REQUIRED TASK:
Start with the line containing "Output the text content of this document." and write out each line through the end of the listing, exactly as given.
···
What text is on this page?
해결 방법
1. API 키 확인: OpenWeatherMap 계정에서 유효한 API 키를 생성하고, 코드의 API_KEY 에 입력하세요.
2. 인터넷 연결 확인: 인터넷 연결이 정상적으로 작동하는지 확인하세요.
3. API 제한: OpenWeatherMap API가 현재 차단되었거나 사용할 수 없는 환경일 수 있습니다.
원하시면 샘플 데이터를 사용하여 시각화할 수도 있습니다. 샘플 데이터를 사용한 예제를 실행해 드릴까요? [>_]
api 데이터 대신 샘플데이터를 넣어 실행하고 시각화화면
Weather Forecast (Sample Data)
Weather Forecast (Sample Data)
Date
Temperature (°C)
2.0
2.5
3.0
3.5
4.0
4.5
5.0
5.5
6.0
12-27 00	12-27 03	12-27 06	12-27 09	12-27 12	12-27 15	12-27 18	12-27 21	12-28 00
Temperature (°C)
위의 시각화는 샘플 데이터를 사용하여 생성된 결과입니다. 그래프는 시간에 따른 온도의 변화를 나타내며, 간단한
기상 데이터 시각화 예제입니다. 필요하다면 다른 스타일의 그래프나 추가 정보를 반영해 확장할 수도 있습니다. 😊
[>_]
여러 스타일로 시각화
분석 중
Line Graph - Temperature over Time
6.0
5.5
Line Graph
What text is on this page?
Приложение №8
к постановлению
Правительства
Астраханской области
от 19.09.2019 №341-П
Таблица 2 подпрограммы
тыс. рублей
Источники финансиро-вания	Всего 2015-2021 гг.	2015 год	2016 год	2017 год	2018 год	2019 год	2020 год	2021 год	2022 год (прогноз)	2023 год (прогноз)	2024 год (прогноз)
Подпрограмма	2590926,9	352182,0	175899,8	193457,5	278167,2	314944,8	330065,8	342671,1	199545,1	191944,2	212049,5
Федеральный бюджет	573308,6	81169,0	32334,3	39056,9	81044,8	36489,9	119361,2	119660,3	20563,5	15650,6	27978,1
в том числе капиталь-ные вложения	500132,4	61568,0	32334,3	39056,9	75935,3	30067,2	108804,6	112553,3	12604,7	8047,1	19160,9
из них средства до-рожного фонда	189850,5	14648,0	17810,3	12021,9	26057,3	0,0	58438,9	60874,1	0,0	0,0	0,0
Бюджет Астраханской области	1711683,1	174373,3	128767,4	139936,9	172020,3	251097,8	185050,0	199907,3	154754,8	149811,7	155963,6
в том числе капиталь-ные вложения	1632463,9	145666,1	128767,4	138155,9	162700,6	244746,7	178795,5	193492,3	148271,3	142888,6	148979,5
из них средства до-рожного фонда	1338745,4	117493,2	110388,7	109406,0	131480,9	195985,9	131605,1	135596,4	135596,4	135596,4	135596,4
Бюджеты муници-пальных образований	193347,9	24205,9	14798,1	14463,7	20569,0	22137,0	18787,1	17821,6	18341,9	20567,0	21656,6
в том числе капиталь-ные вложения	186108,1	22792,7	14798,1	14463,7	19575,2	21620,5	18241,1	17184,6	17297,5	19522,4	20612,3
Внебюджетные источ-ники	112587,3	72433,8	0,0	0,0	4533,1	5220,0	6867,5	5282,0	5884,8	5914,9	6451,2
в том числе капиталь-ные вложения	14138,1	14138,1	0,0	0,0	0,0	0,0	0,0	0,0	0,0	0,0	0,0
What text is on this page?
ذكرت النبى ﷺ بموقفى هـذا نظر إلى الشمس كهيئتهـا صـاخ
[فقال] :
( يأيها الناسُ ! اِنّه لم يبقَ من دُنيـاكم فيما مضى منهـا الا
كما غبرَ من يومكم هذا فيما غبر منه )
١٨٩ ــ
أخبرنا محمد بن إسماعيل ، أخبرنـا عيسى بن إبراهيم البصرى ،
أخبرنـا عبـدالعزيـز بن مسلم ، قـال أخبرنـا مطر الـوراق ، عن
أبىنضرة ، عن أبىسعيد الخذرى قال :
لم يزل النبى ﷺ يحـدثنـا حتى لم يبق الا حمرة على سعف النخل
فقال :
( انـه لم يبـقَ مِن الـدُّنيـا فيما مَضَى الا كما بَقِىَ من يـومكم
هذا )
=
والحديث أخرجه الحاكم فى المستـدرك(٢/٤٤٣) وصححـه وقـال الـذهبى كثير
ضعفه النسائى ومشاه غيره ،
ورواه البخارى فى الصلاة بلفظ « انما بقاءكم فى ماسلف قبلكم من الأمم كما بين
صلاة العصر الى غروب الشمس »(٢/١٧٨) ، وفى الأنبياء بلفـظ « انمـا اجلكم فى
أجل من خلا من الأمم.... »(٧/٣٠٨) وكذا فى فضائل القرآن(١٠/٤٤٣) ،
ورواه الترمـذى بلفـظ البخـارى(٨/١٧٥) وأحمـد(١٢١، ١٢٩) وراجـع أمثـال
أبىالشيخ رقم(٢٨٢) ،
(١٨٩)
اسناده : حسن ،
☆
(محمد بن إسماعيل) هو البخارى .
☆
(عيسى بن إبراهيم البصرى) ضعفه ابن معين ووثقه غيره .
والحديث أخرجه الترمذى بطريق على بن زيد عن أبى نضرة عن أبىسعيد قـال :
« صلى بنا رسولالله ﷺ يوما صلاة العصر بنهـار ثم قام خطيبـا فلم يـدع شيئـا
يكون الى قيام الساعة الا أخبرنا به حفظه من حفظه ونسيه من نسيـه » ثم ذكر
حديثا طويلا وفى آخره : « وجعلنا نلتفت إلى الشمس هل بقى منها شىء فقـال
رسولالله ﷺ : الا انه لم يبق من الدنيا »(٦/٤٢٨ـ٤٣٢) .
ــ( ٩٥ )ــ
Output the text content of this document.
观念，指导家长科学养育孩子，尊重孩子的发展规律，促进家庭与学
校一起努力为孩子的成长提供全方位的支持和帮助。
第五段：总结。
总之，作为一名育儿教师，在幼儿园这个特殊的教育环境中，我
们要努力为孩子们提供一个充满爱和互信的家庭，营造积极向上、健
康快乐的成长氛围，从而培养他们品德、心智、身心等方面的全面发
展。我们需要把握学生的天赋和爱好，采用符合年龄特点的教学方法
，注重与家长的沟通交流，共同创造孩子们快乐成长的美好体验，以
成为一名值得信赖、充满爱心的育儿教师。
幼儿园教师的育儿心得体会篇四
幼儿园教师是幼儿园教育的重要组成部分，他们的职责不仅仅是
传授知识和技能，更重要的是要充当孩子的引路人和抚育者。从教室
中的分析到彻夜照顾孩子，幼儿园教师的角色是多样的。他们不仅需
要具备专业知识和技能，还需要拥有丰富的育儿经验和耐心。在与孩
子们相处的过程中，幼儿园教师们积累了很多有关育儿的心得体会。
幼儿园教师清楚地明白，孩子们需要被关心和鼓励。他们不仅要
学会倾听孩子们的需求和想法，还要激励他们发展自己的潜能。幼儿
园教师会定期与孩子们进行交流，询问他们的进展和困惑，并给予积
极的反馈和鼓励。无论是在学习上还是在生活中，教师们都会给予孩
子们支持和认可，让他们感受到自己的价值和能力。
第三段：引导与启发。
···
RESULT FOR THIS TASK:
Output the text content of this document.
观念，指导家长科学养育孩子，尊重孩子的发展规律，促进家庭与学
校一起努力为孩子的成长提供全方位的支持和帮助。
第五段：总结。
总之，作为一名育儿教师，在幼儿园这个特殊的教育环境中，我
们要努力为孩子们提供一个充满爱和互信的家庭，营造积极向上、健
康快乐的成长氛围，从而培养他们品德、心智、身心等方面的全面发
展。我们需要把握学生的天赋和爱好，采用符合年龄特点的教学方法
，注重与家长的沟通交流，共同创造孩子们快乐成长的美好体验，以
成为一名值得信赖、充满爱心的育儿教师。
幼儿园教师的育儿心得体会篇四
幼儿园教师是幼儿园教育的重要组成部分，他们的职责不仅仅是
传授知识和技能，更重要的是要充当孩子的引路人和抚育者。从教室
中的分析到彻夜照顾孩子，幼儿园教师的角色是多样的。他们不仅需
要具备专业知识和技能，还需要拥有丰富的育儿经验和耐心。在与孩
子们相处的过程中，幼儿园教师们积累了很多有关育儿的心得体会。
幼儿园教师清楚地明白，孩子们需要被关心和鼓励。他们不仅要
学会倾听孩子们的需求和想法，还要激励他们发展自己的潜能。幼儿
园教师会定期与孩子们进行交流，询问他们的进展和困惑，并给予积
极的反馈和鼓励。无论是在学习上还是在生活中，教师们都会给予孩
子们支持和认可，让他们感受到自己的价值和能力。
第三段：引导与启发。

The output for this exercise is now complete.